▶ **Task instructions**
Find every line with the word "into". Copy those lines.
>> Start Data extract
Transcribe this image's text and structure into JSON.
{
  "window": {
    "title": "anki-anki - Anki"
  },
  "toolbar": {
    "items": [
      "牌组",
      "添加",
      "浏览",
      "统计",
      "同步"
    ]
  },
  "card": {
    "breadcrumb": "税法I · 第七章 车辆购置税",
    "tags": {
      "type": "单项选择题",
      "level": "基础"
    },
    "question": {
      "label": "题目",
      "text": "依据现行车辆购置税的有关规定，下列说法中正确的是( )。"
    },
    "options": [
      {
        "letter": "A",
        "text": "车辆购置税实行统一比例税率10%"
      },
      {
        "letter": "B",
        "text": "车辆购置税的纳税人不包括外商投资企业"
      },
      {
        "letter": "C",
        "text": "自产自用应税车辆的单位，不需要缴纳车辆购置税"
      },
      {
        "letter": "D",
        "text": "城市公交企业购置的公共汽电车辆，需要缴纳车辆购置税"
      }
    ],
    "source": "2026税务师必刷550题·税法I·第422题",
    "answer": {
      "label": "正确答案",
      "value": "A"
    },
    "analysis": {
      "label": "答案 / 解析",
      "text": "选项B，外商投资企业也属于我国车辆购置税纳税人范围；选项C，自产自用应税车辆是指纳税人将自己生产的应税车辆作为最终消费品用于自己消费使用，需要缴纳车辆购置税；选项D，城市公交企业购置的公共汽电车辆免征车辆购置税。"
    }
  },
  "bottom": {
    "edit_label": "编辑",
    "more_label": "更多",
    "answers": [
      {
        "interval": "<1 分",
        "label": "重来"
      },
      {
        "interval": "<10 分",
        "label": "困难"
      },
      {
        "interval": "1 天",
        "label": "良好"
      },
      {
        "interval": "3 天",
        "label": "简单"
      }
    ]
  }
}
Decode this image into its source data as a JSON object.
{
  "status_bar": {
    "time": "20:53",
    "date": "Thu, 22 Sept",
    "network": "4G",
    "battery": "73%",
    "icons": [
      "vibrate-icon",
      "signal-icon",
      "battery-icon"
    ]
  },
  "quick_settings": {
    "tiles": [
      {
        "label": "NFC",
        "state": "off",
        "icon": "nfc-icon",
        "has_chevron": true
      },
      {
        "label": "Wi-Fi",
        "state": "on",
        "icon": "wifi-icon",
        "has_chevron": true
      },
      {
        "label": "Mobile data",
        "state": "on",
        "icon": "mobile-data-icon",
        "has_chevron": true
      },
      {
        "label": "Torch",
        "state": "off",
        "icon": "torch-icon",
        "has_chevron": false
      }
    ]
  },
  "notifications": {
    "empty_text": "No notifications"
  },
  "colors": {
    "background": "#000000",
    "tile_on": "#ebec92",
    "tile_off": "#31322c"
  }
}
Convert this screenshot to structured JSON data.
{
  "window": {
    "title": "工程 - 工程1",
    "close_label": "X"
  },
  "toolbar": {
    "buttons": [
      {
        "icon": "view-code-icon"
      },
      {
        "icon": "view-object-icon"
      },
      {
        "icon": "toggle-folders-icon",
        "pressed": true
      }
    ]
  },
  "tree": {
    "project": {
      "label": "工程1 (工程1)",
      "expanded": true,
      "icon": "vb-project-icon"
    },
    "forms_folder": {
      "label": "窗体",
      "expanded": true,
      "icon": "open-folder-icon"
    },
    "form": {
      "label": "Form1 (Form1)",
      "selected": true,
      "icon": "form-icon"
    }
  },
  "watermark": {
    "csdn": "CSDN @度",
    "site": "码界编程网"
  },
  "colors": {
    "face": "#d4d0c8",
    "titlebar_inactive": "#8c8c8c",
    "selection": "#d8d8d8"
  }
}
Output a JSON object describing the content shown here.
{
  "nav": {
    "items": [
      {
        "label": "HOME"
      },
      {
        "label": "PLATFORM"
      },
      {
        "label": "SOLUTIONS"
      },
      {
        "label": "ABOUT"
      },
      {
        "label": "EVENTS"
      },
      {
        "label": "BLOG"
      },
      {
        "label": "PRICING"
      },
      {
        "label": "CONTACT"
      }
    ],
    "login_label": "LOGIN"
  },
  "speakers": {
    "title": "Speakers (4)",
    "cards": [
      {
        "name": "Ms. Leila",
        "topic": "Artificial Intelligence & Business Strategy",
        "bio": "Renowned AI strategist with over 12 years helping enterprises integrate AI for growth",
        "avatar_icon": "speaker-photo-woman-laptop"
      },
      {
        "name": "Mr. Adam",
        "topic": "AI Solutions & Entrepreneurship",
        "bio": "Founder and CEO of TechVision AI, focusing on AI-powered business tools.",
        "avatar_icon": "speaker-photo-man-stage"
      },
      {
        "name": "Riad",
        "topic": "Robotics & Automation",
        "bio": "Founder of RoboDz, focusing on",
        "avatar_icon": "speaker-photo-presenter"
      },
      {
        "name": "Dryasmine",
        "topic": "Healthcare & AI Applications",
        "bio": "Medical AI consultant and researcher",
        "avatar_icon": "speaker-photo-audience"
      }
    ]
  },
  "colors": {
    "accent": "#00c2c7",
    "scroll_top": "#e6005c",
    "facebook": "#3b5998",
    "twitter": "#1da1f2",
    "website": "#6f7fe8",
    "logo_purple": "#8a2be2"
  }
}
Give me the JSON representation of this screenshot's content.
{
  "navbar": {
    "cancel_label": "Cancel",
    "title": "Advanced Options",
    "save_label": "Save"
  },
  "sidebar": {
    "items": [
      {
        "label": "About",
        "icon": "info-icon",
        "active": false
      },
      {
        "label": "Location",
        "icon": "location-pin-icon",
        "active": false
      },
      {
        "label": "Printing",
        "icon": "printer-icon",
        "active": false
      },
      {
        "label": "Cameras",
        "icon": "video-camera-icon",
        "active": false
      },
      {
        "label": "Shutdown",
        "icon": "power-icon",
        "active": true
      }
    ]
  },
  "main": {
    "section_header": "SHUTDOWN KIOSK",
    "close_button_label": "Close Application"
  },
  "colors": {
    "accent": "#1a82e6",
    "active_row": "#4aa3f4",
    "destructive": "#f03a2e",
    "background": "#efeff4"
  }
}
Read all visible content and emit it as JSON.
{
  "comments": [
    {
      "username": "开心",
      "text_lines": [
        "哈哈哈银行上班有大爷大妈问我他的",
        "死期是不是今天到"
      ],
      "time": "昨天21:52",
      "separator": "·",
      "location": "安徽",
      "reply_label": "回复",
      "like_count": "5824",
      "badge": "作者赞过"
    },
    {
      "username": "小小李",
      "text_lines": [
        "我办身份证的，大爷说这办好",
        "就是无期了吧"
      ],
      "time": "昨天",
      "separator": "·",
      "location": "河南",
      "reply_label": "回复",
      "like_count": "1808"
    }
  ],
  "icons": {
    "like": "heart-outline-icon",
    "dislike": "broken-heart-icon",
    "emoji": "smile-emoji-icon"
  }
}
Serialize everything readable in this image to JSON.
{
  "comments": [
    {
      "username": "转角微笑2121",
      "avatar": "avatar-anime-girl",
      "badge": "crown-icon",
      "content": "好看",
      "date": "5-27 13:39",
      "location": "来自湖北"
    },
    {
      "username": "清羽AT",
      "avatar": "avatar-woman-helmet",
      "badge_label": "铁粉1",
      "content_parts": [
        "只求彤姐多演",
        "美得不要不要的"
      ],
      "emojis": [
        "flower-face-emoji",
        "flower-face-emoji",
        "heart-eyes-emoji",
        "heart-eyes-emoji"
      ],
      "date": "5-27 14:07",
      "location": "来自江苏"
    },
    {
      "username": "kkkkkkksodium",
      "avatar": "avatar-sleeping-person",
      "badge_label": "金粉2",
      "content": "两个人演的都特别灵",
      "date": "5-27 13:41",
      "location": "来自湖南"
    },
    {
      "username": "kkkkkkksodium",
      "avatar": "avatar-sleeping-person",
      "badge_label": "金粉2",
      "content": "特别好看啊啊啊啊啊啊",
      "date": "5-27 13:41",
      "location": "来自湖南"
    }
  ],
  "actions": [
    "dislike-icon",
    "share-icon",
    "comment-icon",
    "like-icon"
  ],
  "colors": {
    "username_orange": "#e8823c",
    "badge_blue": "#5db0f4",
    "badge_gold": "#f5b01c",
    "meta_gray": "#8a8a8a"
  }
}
>> End Data extract
▶ **Finished answer**
Transcribe this image's text and structure into JSON.
Decode this image into its source data as a JSON object.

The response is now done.